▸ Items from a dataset

☆ ☆ ☆ ☆

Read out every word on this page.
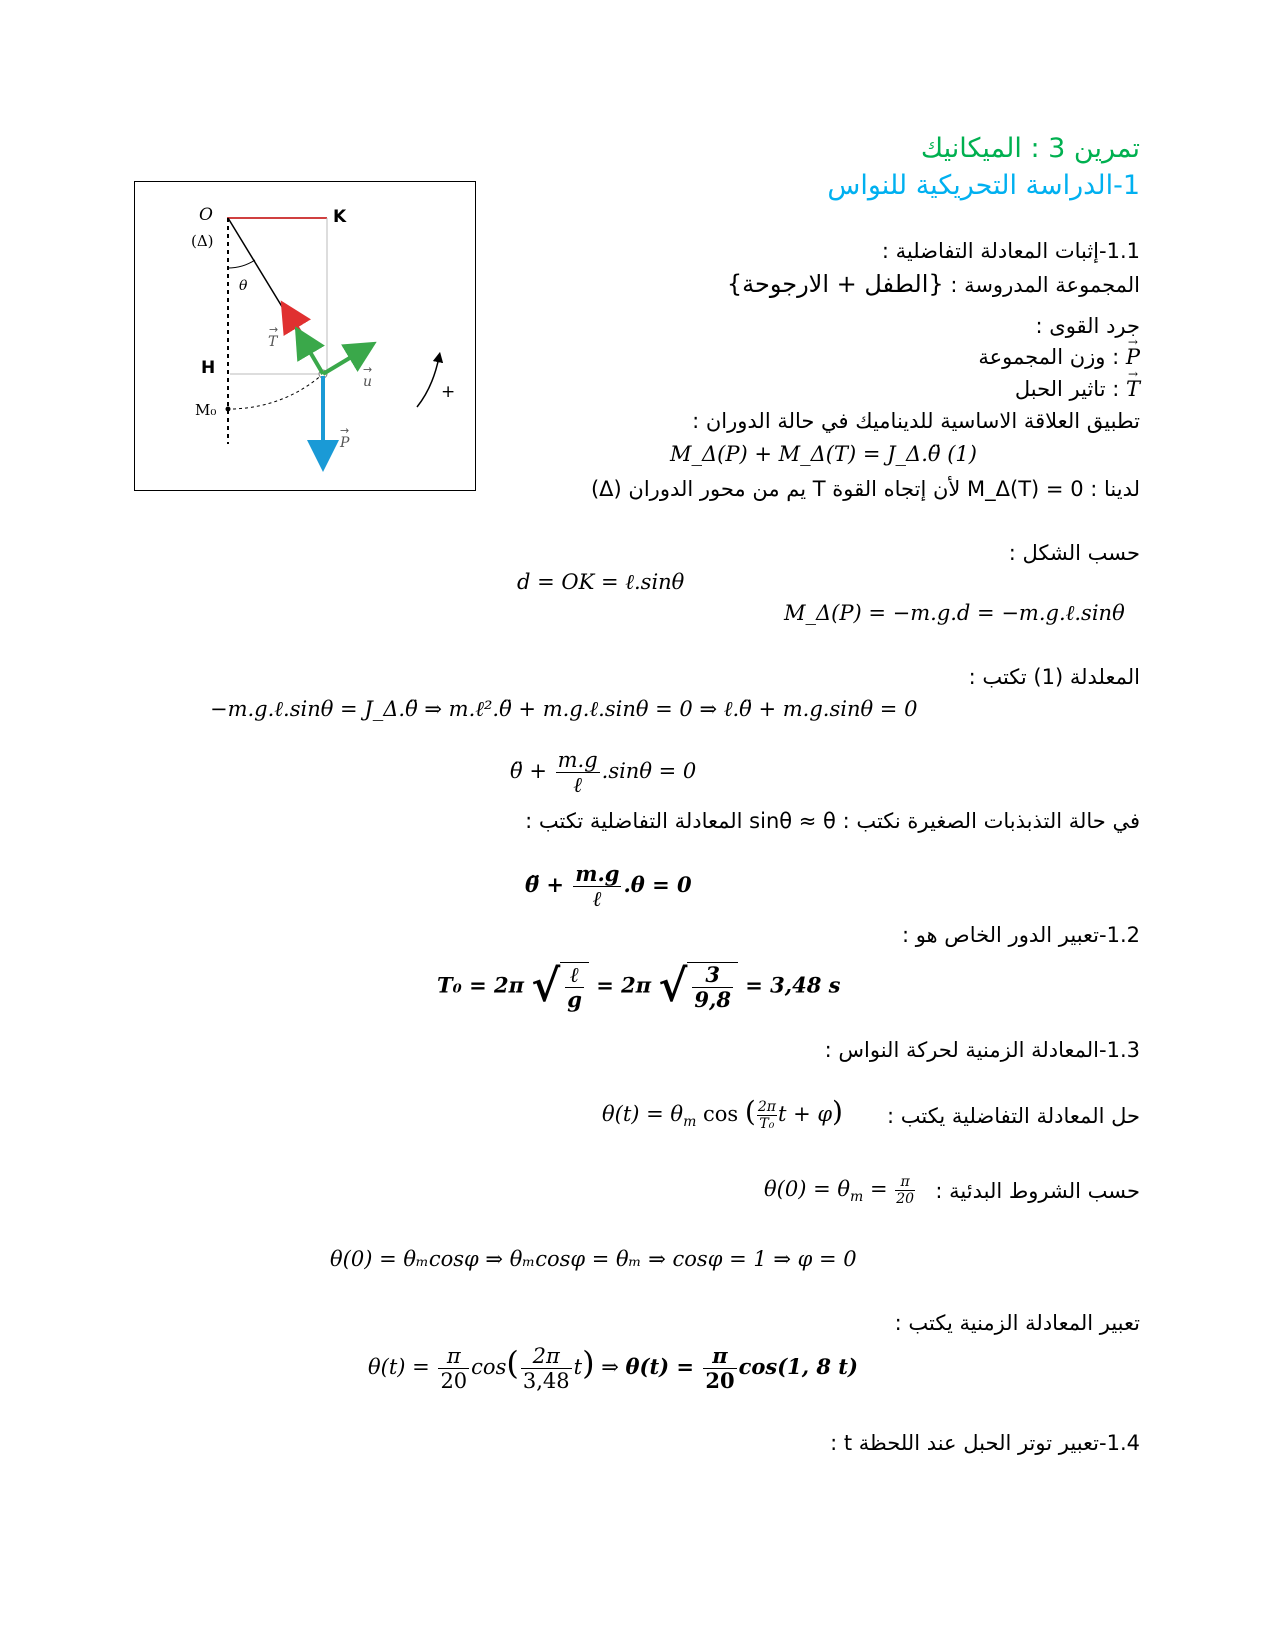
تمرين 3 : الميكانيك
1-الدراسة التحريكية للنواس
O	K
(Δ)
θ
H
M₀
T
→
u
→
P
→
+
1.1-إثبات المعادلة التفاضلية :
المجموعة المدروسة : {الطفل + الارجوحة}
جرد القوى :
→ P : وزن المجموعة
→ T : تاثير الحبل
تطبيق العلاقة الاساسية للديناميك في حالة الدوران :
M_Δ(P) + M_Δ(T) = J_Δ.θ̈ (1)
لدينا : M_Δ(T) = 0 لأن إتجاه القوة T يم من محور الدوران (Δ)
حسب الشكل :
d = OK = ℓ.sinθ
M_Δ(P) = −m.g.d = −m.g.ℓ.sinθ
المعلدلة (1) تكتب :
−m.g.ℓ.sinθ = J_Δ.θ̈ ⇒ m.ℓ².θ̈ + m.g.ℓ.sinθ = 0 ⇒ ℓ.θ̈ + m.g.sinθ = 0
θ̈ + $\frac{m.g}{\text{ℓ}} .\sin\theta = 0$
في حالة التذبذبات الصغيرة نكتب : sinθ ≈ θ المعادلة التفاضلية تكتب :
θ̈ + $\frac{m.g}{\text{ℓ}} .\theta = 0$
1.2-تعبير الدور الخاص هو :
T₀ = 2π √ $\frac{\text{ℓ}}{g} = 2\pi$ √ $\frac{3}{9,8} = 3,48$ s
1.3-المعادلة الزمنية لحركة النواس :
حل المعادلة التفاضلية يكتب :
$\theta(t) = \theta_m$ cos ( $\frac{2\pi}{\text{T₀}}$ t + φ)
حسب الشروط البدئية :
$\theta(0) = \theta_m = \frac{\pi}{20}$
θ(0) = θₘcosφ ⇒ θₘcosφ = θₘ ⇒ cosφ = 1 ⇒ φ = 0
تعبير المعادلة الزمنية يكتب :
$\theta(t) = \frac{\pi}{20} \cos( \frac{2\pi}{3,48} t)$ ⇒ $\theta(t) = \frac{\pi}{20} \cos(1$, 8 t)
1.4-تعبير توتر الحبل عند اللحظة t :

☆ ☆ ☆ ☆

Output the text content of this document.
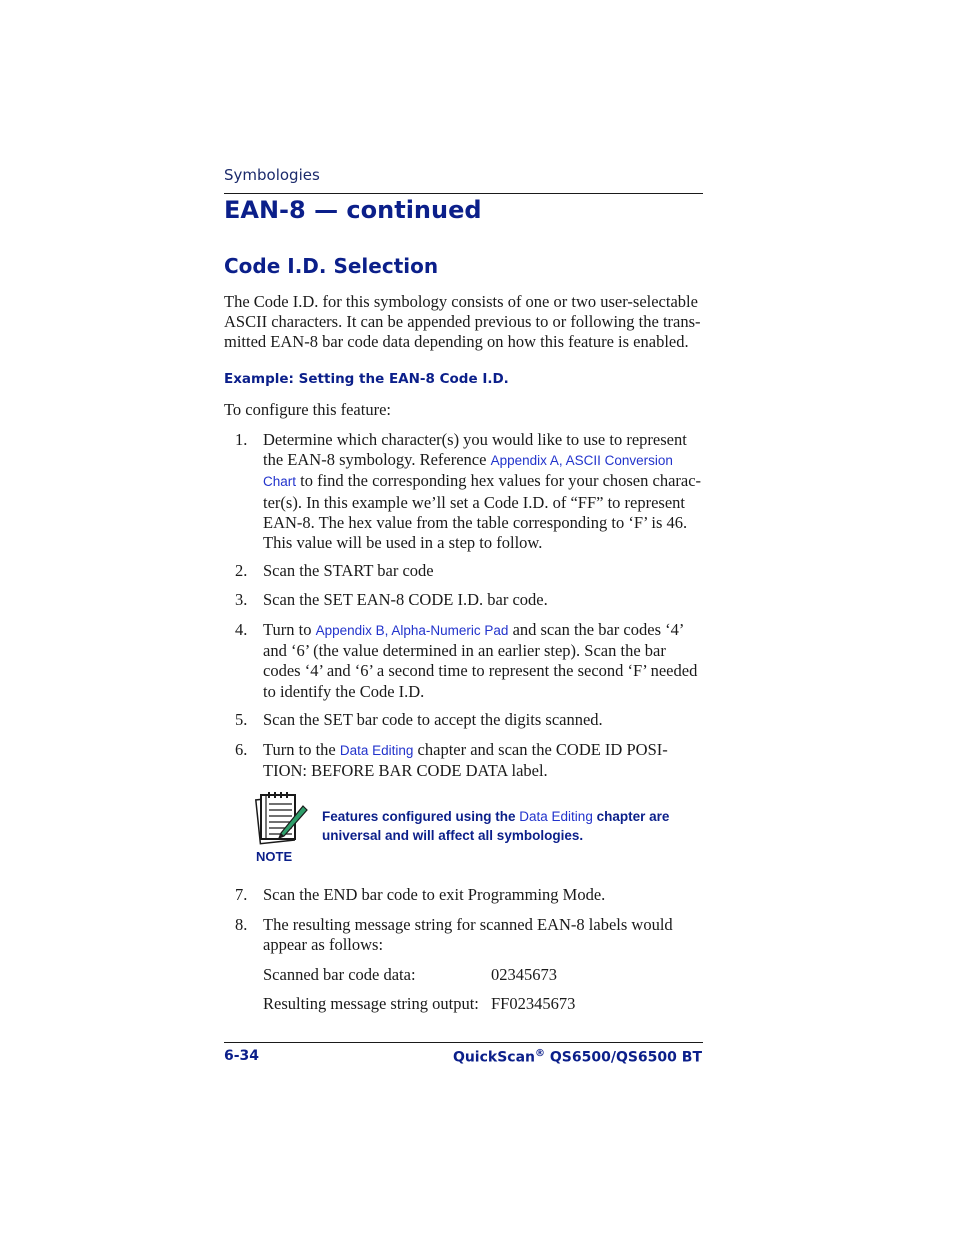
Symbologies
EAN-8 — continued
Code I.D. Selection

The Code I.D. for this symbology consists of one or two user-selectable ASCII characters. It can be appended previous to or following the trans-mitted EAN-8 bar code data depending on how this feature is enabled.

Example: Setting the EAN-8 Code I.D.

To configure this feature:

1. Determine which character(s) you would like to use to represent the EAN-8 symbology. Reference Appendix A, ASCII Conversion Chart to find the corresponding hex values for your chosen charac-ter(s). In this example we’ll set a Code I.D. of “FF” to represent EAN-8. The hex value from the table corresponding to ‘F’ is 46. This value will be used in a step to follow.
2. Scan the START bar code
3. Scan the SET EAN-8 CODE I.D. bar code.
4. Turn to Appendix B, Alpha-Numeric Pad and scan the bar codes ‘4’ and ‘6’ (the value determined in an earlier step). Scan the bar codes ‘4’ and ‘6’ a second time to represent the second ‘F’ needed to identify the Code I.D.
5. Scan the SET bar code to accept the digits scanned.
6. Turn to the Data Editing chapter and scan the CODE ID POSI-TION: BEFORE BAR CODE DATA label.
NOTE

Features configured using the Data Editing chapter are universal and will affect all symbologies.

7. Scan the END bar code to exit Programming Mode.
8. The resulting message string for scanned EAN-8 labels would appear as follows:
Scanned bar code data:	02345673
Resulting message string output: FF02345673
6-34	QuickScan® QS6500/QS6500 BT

☆ ☆ ☆ ☆

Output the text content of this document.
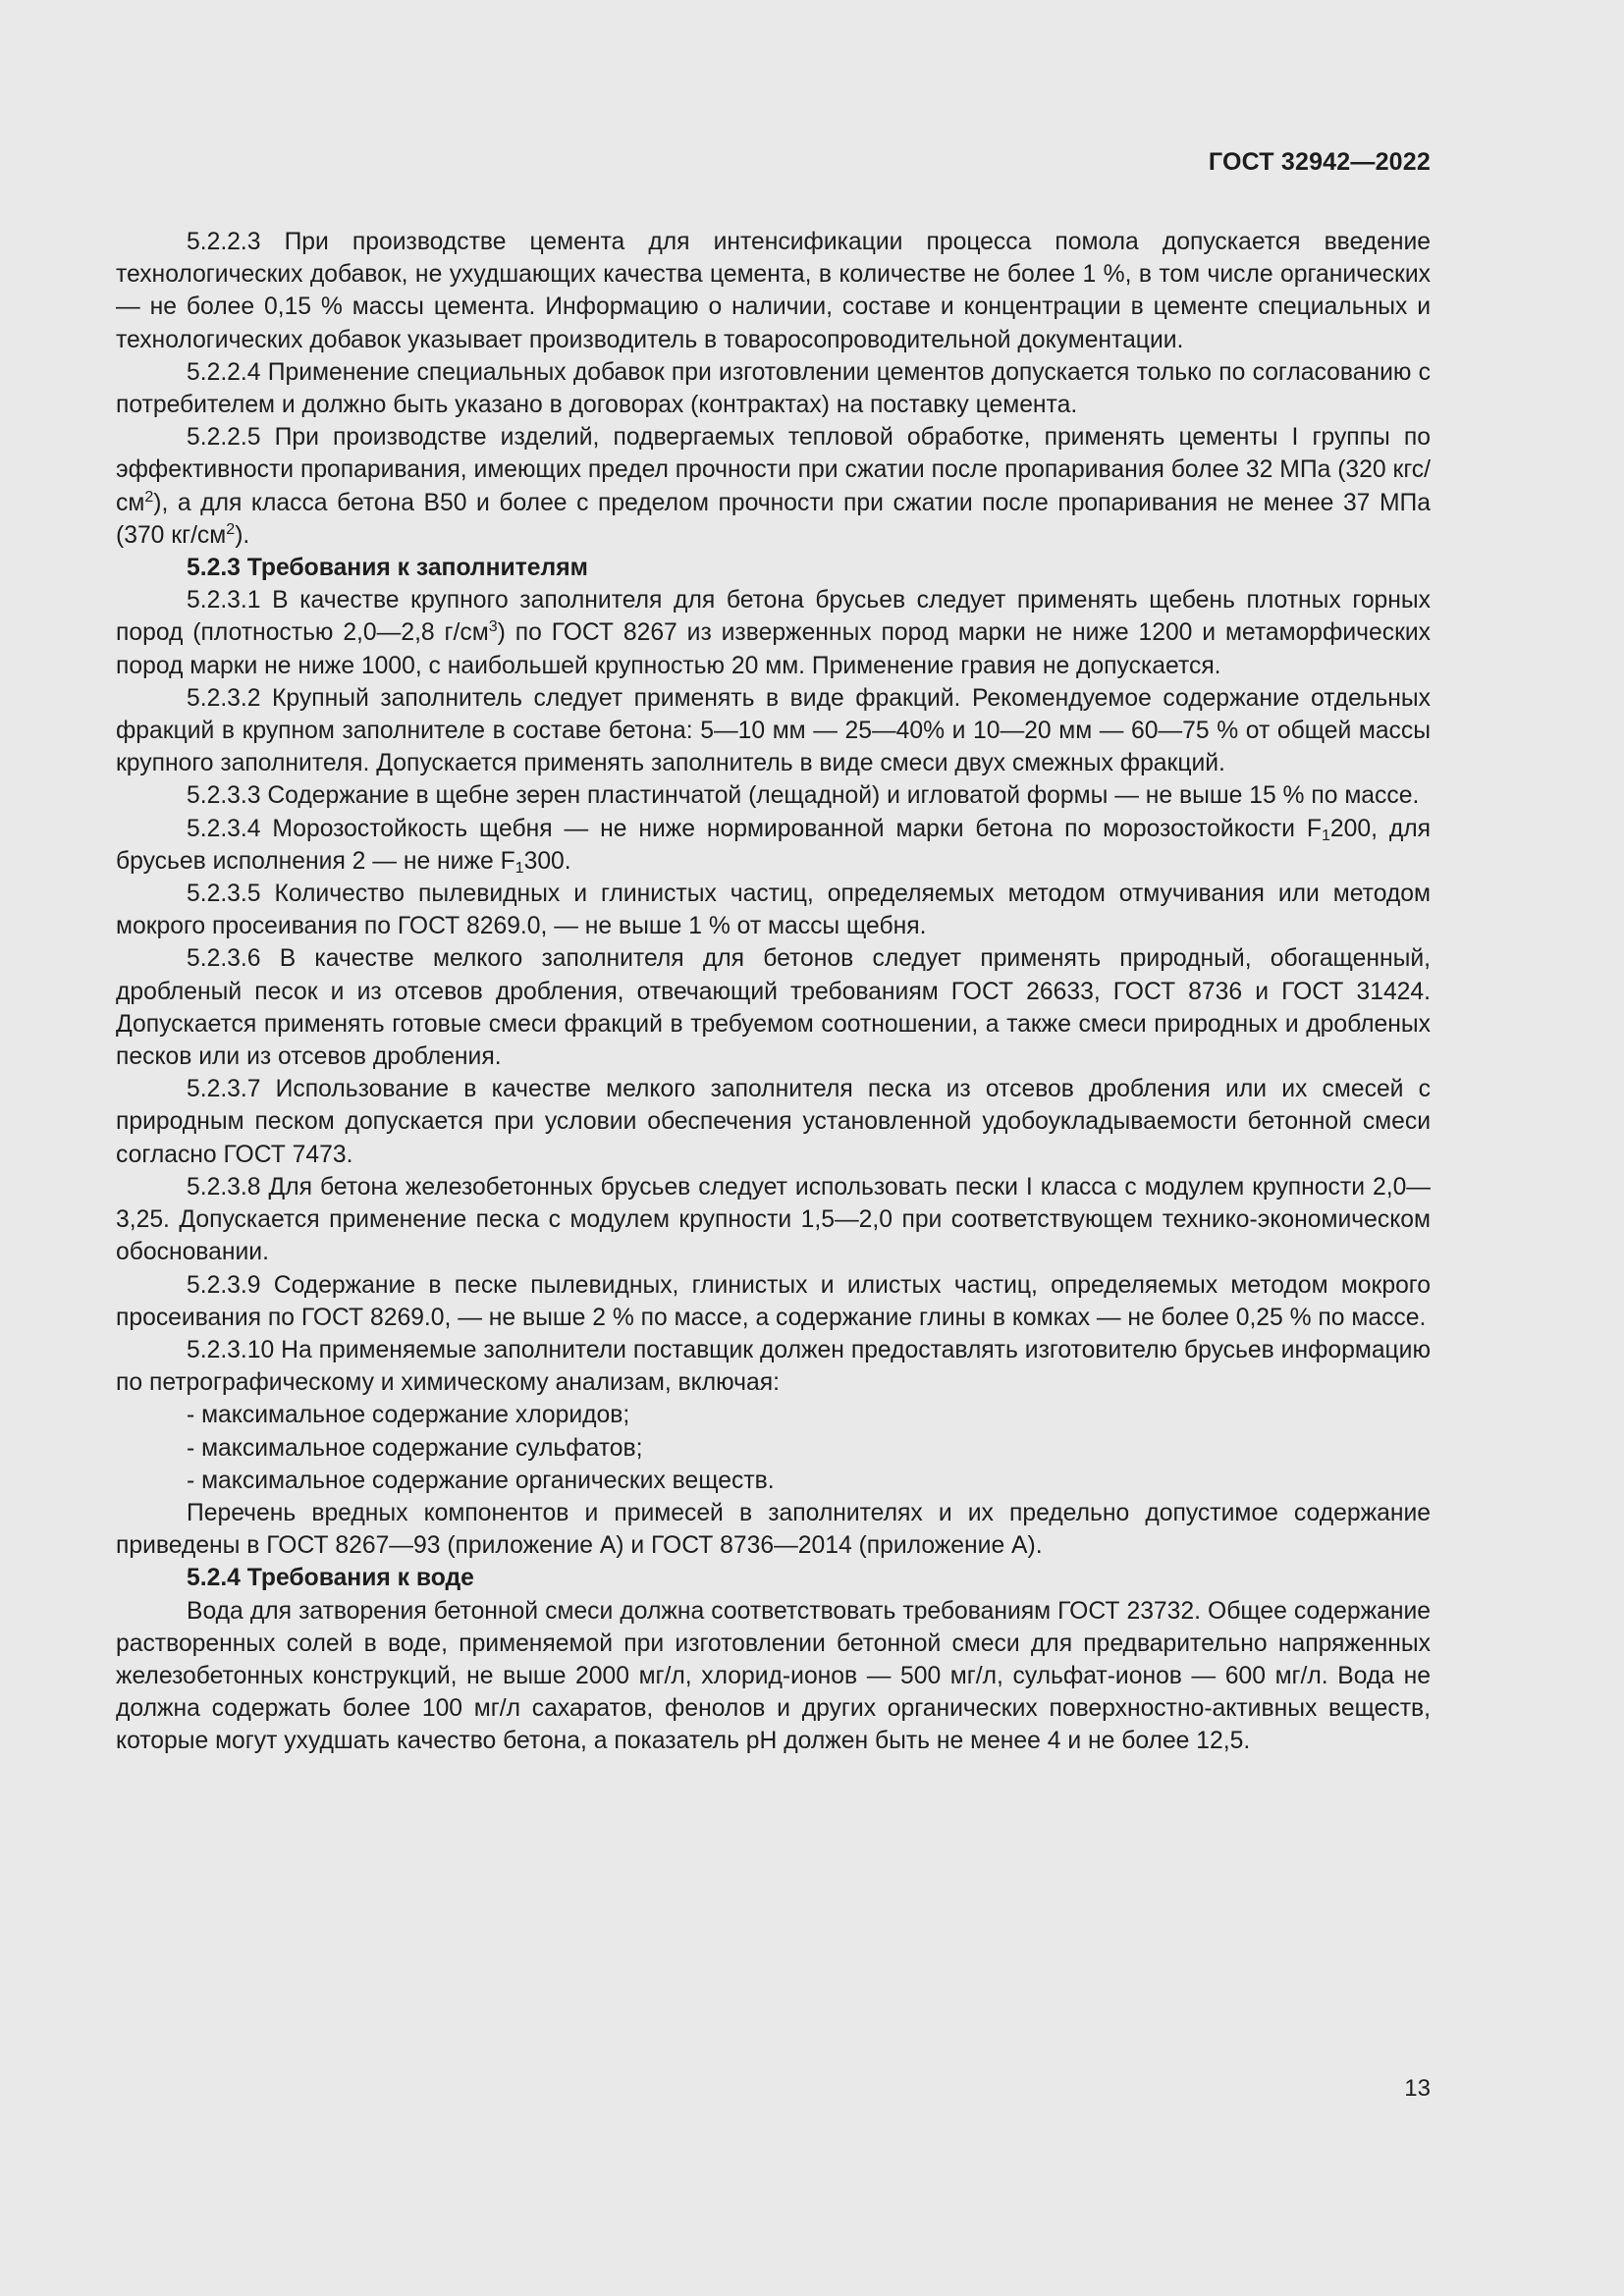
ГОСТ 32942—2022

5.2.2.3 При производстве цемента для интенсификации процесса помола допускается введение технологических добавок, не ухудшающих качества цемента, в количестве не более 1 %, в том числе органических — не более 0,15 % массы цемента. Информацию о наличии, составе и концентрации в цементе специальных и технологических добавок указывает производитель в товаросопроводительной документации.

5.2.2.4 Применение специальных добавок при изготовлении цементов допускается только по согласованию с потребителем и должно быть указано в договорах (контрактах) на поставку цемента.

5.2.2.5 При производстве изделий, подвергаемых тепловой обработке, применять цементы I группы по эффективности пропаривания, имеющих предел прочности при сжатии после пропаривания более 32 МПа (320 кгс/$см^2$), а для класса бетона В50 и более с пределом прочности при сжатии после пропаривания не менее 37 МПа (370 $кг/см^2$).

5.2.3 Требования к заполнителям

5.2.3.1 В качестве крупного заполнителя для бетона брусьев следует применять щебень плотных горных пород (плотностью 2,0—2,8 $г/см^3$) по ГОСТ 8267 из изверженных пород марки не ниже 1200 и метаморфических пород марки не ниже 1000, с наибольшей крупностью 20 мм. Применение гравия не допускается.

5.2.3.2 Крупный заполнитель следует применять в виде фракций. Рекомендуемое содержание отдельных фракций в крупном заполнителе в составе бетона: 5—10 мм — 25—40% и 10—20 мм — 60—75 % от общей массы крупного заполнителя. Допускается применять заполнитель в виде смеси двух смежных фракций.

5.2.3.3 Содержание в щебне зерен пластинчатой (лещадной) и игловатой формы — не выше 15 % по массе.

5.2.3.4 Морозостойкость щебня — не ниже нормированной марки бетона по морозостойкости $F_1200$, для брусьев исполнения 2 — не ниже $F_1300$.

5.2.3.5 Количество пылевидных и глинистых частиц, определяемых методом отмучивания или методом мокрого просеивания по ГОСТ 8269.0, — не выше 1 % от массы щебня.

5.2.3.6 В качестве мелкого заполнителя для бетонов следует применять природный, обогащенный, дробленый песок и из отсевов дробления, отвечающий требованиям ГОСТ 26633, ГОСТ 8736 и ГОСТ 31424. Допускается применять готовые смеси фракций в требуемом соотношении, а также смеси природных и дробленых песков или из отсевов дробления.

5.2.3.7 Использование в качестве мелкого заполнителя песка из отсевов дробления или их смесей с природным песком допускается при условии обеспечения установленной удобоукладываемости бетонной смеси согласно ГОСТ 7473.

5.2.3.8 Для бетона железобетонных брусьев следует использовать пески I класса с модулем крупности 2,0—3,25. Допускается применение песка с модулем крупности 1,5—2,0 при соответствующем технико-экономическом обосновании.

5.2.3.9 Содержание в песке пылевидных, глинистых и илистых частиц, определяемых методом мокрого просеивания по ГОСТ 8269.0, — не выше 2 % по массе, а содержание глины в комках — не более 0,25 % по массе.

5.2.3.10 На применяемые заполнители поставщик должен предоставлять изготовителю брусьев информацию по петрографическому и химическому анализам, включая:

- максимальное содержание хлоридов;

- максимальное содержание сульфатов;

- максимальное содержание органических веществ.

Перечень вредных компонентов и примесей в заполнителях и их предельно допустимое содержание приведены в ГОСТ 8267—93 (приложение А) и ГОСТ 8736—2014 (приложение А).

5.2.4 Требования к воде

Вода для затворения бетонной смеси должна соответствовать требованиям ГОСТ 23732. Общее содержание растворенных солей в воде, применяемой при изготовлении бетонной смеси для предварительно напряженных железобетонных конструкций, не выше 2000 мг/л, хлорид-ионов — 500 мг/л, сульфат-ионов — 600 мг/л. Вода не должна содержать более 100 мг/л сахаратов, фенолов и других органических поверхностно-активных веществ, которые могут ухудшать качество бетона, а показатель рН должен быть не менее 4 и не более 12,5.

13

☆ ☆ ☆ ☆

▸ STATED PROBLEM
Gather all the lines that include the word "воде" and copy them out.

▸ TASK RESPONSE
5.2.4 Требования к воде
Вода для затворения бетонной смеси должна соответствовать требованиям ГОСТ 23732. Общее содержание растворенных солей в воде, применяемой при изготовлении бетонной смеси для предварительно напряженных железобетонных конструкций, не выше 2000 мг/л, хлорид-ионов — 500 мг/л, сульфат-ионов — 600 мг/л. Вода не должна содержать более 100 мг/л сахаратов, фенолов и других органических поверхностно-активных веществ, которые могут ухудшать качество бетона, а показатель рН должен быть не менее 4 и не более 12,5.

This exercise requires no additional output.